● **TASK DIRECTIONS**: Indicate only the number of lines in the listing below in which the word "Harburg" appears.

Extracted records
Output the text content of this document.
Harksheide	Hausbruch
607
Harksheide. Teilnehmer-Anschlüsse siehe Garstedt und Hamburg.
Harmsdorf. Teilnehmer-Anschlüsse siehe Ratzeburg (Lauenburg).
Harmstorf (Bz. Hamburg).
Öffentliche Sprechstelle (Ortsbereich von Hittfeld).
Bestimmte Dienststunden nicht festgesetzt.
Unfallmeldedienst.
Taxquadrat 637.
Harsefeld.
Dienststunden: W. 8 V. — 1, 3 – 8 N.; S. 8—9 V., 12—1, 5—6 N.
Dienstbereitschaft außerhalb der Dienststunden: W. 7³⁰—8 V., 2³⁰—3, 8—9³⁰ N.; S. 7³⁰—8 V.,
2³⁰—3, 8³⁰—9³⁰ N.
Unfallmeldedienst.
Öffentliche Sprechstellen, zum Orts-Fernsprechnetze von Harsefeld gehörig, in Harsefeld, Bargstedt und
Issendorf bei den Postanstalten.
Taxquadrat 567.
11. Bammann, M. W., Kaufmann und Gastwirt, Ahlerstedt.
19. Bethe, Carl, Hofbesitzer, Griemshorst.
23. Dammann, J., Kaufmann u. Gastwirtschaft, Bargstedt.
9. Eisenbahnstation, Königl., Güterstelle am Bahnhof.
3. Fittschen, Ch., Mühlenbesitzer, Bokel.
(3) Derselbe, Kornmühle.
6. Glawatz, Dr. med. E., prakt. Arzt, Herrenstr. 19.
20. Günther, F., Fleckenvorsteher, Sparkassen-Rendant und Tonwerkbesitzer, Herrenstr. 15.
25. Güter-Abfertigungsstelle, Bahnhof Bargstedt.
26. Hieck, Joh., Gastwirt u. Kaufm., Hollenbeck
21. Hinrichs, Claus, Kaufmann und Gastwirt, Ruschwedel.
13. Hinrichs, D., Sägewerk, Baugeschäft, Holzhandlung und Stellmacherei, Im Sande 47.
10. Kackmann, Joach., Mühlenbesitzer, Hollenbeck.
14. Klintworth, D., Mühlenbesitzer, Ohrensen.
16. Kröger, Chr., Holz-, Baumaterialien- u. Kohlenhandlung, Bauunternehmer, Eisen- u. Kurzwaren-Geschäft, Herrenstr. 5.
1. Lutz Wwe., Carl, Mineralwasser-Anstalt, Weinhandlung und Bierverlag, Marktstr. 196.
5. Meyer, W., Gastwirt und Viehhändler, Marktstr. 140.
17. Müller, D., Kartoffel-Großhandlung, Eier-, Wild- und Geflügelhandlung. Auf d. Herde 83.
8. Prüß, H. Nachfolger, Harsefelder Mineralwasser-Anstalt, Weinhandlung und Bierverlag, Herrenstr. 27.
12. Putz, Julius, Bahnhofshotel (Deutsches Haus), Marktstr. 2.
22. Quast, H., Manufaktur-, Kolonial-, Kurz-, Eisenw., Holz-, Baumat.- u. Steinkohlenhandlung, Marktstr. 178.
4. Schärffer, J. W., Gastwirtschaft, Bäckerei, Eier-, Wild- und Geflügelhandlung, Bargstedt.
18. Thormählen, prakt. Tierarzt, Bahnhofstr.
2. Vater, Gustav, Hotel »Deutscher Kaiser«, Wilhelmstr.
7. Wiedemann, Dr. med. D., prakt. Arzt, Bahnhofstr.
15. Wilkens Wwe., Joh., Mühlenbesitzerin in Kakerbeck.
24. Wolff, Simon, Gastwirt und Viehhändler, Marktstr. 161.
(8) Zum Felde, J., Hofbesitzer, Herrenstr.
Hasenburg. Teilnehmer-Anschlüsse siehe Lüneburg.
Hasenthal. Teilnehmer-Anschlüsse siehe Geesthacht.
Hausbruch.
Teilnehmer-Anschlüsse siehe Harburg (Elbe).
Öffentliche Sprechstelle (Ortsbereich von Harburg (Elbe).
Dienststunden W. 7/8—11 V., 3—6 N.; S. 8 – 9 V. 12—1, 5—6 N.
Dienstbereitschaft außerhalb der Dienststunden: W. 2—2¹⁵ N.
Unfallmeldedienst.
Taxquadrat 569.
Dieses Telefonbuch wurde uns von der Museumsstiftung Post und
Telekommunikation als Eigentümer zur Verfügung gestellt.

● **FINISHED ANSWER**: 2